* Work instructions *
Restate the listing below word for word, omitting any images.

########

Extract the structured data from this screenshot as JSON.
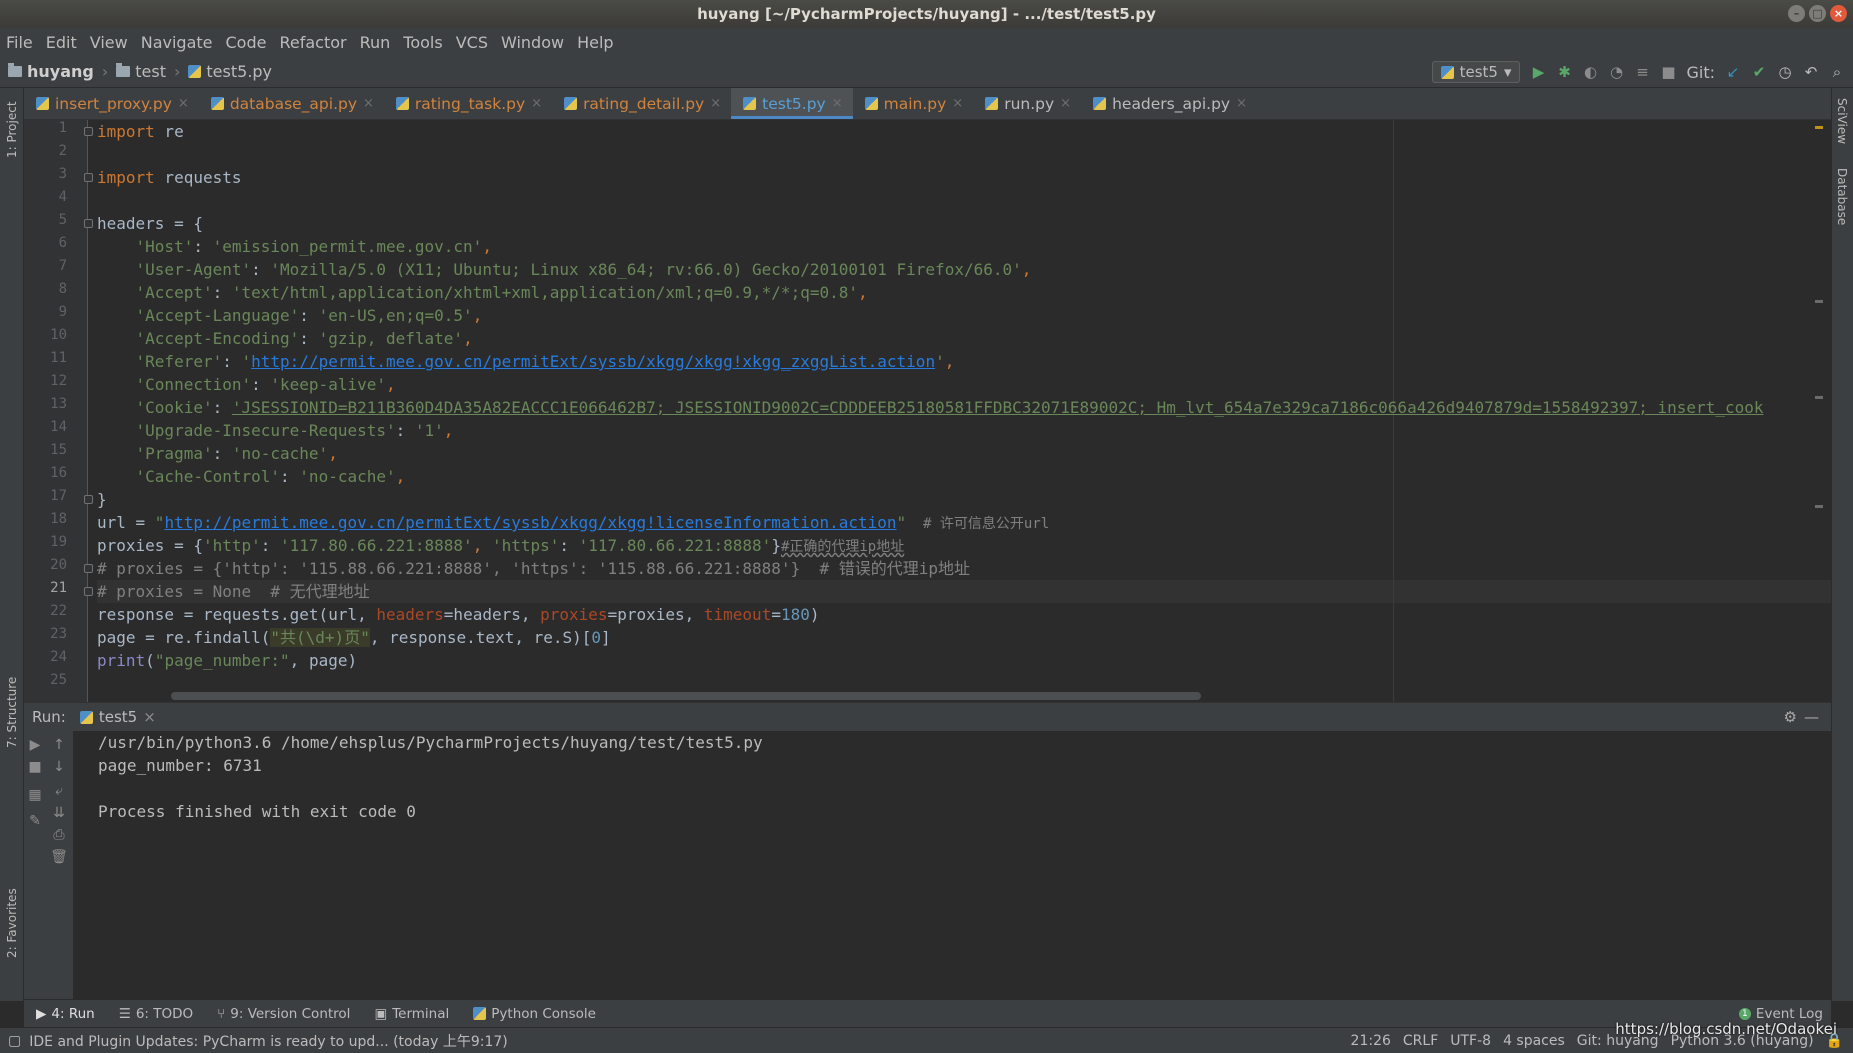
{
  "window": {
    "title": "huyang [~/PycharmProjects/huyang] - .../test/test5.py"
  },
  "menu": [
    "File",
    "Edit",
    "View",
    "Navigate",
    "Code",
    "Refactor",
    "Run",
    "Tools",
    "VCS",
    "Window",
    "Help"
  ],
  "breadcrumb": {
    "project": "huyang",
    "folder": "test",
    "file": "test5.py"
  },
  "toolbar": {
    "run_config": "test5",
    "git_label": "Git:"
  },
  "left_strip": {
    "project": "1: Project",
    "structure": "7: Structure",
    "favorites": "2: Favorites"
  },
  "right_strip": {
    "sciview": "SciView",
    "database": "Database"
  },
  "tabs": [
    {
      "label": "insert_proxy.py"
    },
    {
      "label": "database_api.py"
    },
    {
      "label": "rating_task.py"
    },
    {
      "label": "rating_detail.py"
    },
    {
      "label": "test5.py"
    },
    {
      "label": "main.py"
    },
    {
      "label": "run.py"
    },
    {
      "label": "headers_api.py"
    }
  ],
  "editor": {
    "line_numbers": [
      "1",
      "2",
      "3",
      "4",
      "5",
      "6",
      "7",
      "8",
      "9",
      "10",
      "11",
      "12",
      "13",
      "14",
      "15",
      "16",
      "17",
      "18",
      "19",
      "20",
      "21",
      "22",
      "23",
      "24",
      "25"
    ],
    "current_line": "21",
    "code": {
      "l1_kw": "import",
      "l1_rest": " re",
      "l3_kw": "import",
      "l3_rest": " requests",
      "l5": "headers = {",
      "l6_key": "'Host'",
      "l6_val": "'emission_permit.mee.gov.cn'",
      "l7_key": "'User-Agent'",
      "l7_val": "'Mozilla/5.0 (X11; Ubuntu; Linux x86_64; rv:66.0) Gecko/20100101 Firefox/66.0'",
      "l8_key": "'Accept'",
      "l8_val": "'text/html,application/xhtml+xml,application/xml;q=0.9,*/*;q=0.8'",
      "l9_key": "'Accept-Language'",
      "l9_val": "'en-US,en;q=0.5'",
      "l10_key": "'Accept-Encoding'",
      "l10_val": "'gzip, deflate'",
      "l11_key": "'Referer'",
      "l11_q": "'",
      "l11_url": "http://permit.mee.gov.cn/permitExt/syssb/xkgg/xkgg!xkgg_zxggList.action",
      "l12_key": "'Connection'",
      "l12_val": "'keep-alive'",
      "l13_key": "'Cookie'",
      "l13_val": "'JSESSIONID=B211B360D4DA35A82EACCC1E066462B7; JSESSIONID9002C=CDDDEEB25180581FFDBC32071E89002C; Hm_lvt_654a7e329ca7186c066a426d9407879d=1558492397; insert_cook",
      "l14_key": "'Upgrade-Insecure-Requests'",
      "l14_val": "'1'",
      "l15_key": "'Pragma'",
      "l15_val": "'no-cache'",
      "l16_key": "'Cache-Control'",
      "l16_val": "'no-cache'",
      "l17": "}",
      "l18_a": "url = ",
      "l18_q": "\"",
      "l18_url": "http://permit.mee.gov.cn/permitExt/syssb/xkgg/xkgg!licenseInformation.action",
      "l18_cm": "  # 许可信息公开url",
      "l19_a": "proxies = {",
      "l19_k1": "'http'",
      "l19_v1": "'117.80.66.221:8888'",
      "l19_k2": "'https'",
      "l19_v2": "'117.80.66.221:8888'",
      "l19_b": "}",
      "l19_cm": "#正确的代理ip地址",
      "l20": "# proxies = {'http': '115.88.66.221:8888', 'https': '115.88.66.221:8888'}  # 错误的代理ip地址",
      "l21": "# proxies = None  # 无代理地址",
      "l22_a": "response = requests.get(url, ",
      "l22_p1": "headers",
      "l22_b": "=headers, ",
      "l22_p2": "proxies",
      "l22_c": "=proxies, ",
      "l22_p3": "timeout",
      "l22_num": "180",
      "l23_a": "page = re.findall(",
      "l23_str": "\"共(\\d+)页\"",
      "l23_b": ", response.text, re.S)[",
      "l23_num": "0",
      "l23_c": "]",
      "l24_fn": "print",
      "l24_a": "(",
      "l24_str": "\"page_number:\"",
      "l24_b": ", page)"
    }
  },
  "run": {
    "label": "Run:",
    "tab": "test5",
    "output": [
      "/usr/bin/python3.6 /home/ehsplus/PycharmProjects/huyang/test/test5.py",
      "page_number: 6731",
      "",
      "Process finished with exit code 0"
    ]
  },
  "tool_tabs": [
    {
      "label": "4: Run"
    },
    {
      "label": "6: TODO"
    },
    {
      "label": "9: Version Control"
    },
    {
      "label": "Terminal"
    },
    {
      "label": "Python Console"
    }
  ],
  "event_log": "Event Log",
  "status": {
    "message": "IDE and Plugin Updates: PyCharm is ready to upd... (today 上午9:17)",
    "position": "21:26",
    "line_sep": "CRLF",
    "encoding": "UTF-8",
    "indent": "4 spaces",
    "git": "Git: huyang",
    "interpreter": "Python 3.6 (huyang)"
  },
  "watermark": "https://blog.csdn.net/Odaokei"
}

########

* Answer for the task *
Extract the structured data from this screenshot as JSON.
{
  "window": {
    "title": "huyang [~/PycharmProjects/huyang] - .../test/test5.py"
  },
  "menu": [
    "File",
    "Edit",
    "View",
    "Navigate",
    "Code",
    "Refactor",
    "Run",
    "Tools",
    "VCS",
    "Window",
    "Help"
  ],
  "breadcrumb": {
    "project": "huyang",
    "folder": "test",
    "file": "test5.py"
  },
  "toolbar": {
    "run_config": "test5",
    "git_label": "Git:"
  },
  "left_strip": {
    "project": "1: Project",
    "structure": "7: Structure",
    "favorites": "2: Favorites"
  },
  "right_strip": {
    "sciview": "SciView",
    "database": "Database"
  },
  "tabs": [
    {
      "label": "insert_proxy.py"
    },
    {
      "label": "database_api.py"
    },
    {
      "label": "rating_task.py"
    },
    {
      "label": "rating_detail.py"
    },
    {
      "label": "test5.py"
    },
    {
      "label": "main.py"
    },
    {
      "label": "run.py"
    },
    {
      "label": "headers_api.py"
    }
  ],
  "editor": {
    "line_numbers": [
      "1",
      "2",
      "3",
      "4",
      "5",
      "6",
      "7",
      "8",
      "9",
      "10",
      "11",
      "12",
      "13",
      "14",
      "15",
      "16",
      "17",
      "18",
      "19",
      "20",
      "21",
      "22",
      "23",
      "24",
      "25"
    ],
    "current_line": "21",
    "code": {
      "l1_kw": "import",
      "l1_rest": " re",
      "l3_kw": "import",
      "l3_rest": " requests",
      "l5": "headers = {",
      "l6_key": "'Host'",
      "l6_val": "'emission_permit.mee.gov.cn'",
      "l7_key": "'User-Agent'",
      "l7_val": "'Mozilla/5.0 (X11; Ubuntu; Linux x86_64; rv:66.0) Gecko/20100101 Firefox/66.0'",
      "l8_key": "'Accept'",
      "l8_val": "'text/html,application/xhtml+xml,application/xml;q=0.9,*/*;q=0.8'",
      "l9_key": "'Accept-Language'",
      "l9_val": "'en-US,en;q=0.5'",
      "l10_key": "'Accept-Encoding'",
      "l10_val": "'gzip, deflate'",
      "l11_key": "'Referer'",
      "l11_q": "'",
      "l11_url": "http://permit.mee.gov.cn/permitExt/syssb/xkgg/xkgg!xkgg_zxggList.action",
      "l12_key": "'Connection'",
      "l12_val": "'keep-alive'",
      "l13_key": "'Cookie'",
      "l13_val": "'JSESSIONID=B211B360D4DA35A82EACCC1E066462B7; JSESSIONID9002C=CDDDEEB25180581FFDBC32071E89002C; Hm_lvt_654a7e329ca7186c066a426d9407879d=1558492397; insert_cook",
      "l14_key": "'Upgrade-Insecure-Requests'",
      "l14_val": "'1'",
      "l15_key": "'Pragma'",
      "l15_val": "'no-cache'",
      "l16_key": "'Cache-Control'",
      "l16_val": "'no-cache'",
      "l17": "}",
      "l18_a": "url = ",
      "l18_q": "\"",
      "l18_url": "http://permit.mee.gov.cn/permitExt/syssb/xkgg/xkgg!licenseInformation.action",
      "l18_cm": "  # 许可信息公开url",
      "l19_a": "proxies = {",
      "l19_k1": "'http'",
      "l19_v1": "'117.80.66.221:8888'",
      "l19_k2": "'https'",
      "l19_v2": "'117.80.66.221:8888'",
      "l19_b": "}",
      "l19_cm": "#正确的代理ip地址",
      "l20": "# proxies = {'http': '115.88.66.221:8888', 'https': '115.88.66.221:8888'}  # 错误的代理ip地址",
      "l21": "# proxies = None  # 无代理地址",
      "l22_a": "response = requests.get(url, ",
      "l22_p1": "headers",
      "l22_b": "=headers, ",
      "l22_p2": "proxies",
      "l22_c": "=proxies, ",
      "l22_p3": "timeout",
      "l22_num": "180",
      "l23_a": "page = re.findall(",
      "l23_str": "\"共(\\d+)页\"",
      "l23_b": ", response.text, re.S)[",
      "l23_num": "0",
      "l23_c": "]",
      "l24_fn": "print",
      "l24_a": "(",
      "l24_str": "\"page_number:\"",
      "l24_b": ", page)"
    }
  },
  "run": {
    "label": "Run:",
    "tab": "test5",
    "output": [
      "/usr/bin/python3.6 /home/ehsplus/PycharmProjects/huyang/test/test5.py",
      "page_number: 6731",
      "",
      "Process finished with exit code 0"
    ]
  },
  "tool_tabs": [
    {
      "label": "4: Run"
    },
    {
      "label": "6: TODO"
    },
    {
      "label": "9: Version Control"
    },
    {
      "label": "Terminal"
    },
    {
      "label": "Python Console"
    }
  ],
  "event_log": "Event Log",
  "status": {
    "message": "IDE and Plugin Updates: PyCharm is ready to upd... (today 上午9:17)",
    "position": "21:26",
    "line_sep": "CRLF",
    "encoding": "UTF-8",
    "indent": "4 spaces",
    "git": "Git: huyang",
    "interpreter": "Python 3.6 (huyang)"
  },
  "watermark": "https://blog.csdn.net/Odaokei"
}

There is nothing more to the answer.